• _Provided entries_:
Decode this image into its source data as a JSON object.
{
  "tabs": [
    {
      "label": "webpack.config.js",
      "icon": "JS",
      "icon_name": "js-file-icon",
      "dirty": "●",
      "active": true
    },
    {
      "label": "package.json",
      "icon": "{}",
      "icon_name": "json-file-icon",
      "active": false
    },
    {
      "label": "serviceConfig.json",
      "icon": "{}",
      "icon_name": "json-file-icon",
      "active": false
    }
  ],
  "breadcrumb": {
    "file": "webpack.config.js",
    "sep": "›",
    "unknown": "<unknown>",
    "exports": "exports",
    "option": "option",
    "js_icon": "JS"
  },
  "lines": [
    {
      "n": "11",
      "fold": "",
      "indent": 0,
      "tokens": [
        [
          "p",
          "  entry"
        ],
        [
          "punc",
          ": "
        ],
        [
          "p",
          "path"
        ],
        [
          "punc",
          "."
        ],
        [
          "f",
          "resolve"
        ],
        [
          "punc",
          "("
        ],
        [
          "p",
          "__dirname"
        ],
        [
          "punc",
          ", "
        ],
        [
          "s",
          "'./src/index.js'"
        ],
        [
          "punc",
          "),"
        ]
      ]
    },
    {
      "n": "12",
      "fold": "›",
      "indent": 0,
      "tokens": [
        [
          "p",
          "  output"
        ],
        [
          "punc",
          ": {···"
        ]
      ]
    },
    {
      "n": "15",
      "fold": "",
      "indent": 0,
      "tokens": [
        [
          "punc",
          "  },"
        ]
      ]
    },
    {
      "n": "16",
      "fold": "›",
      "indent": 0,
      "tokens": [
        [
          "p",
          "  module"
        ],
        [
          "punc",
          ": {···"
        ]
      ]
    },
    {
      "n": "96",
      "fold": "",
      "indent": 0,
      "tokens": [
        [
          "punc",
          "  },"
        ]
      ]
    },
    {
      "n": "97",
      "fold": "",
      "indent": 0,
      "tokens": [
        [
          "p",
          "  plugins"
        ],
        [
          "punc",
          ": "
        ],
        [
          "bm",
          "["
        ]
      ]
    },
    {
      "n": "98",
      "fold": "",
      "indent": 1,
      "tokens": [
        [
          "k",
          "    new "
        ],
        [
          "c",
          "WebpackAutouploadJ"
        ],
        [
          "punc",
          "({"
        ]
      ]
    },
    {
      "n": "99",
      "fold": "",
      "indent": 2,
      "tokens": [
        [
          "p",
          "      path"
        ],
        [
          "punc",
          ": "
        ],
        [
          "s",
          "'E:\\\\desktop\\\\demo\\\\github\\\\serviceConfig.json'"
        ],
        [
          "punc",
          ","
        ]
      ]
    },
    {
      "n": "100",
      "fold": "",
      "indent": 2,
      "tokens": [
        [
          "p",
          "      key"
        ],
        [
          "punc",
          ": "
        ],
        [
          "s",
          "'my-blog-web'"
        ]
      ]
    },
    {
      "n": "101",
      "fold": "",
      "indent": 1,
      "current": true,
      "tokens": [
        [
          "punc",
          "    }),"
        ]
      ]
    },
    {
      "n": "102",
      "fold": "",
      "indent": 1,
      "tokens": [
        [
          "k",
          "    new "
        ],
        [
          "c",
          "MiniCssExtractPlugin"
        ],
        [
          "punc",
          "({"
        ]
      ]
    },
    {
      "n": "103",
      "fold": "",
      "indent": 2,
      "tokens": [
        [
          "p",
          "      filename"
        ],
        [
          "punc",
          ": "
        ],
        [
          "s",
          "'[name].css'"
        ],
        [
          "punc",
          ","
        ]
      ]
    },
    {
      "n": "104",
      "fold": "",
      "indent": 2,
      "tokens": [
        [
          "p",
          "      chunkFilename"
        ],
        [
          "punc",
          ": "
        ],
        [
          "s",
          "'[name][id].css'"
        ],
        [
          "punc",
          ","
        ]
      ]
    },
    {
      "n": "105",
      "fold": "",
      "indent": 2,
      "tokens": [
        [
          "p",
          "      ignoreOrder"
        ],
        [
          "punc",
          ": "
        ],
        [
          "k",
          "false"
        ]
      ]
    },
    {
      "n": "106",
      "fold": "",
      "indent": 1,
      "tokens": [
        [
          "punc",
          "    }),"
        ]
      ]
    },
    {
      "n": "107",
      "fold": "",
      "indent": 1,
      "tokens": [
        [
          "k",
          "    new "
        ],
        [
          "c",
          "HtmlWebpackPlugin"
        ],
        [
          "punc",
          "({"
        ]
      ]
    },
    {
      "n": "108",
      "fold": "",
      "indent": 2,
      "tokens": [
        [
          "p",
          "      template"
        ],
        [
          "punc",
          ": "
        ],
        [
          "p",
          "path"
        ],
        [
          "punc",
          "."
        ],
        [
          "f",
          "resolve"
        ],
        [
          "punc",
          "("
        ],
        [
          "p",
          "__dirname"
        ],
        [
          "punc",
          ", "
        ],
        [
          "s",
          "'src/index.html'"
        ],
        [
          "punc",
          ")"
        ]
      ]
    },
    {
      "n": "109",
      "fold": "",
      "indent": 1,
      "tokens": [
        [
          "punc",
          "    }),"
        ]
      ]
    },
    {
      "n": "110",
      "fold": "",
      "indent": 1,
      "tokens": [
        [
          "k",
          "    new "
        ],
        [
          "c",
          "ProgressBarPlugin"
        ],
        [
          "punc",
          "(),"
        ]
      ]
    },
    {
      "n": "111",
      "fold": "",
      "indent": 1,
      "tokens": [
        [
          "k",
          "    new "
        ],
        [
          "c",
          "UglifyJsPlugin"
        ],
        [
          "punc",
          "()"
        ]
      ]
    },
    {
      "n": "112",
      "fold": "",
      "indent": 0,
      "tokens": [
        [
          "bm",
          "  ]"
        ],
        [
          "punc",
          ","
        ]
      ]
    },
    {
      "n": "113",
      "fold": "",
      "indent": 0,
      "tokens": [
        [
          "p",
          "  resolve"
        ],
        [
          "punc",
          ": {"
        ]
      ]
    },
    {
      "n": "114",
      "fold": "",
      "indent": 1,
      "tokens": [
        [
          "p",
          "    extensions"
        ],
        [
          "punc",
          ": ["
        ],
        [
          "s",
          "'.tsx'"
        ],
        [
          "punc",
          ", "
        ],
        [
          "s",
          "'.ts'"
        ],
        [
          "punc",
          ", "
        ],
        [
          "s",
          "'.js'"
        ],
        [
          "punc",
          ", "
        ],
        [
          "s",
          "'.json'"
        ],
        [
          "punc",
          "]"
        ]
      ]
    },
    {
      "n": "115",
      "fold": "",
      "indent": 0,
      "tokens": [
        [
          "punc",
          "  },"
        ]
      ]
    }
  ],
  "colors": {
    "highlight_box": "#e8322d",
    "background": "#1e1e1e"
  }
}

• _Given task_: Select all lines with the word "label" from the entries above.

• _Solution for this problem_:
      "label": "webpack.config.js",
      "label": "package.json",
      "label": "serviceConfig.json",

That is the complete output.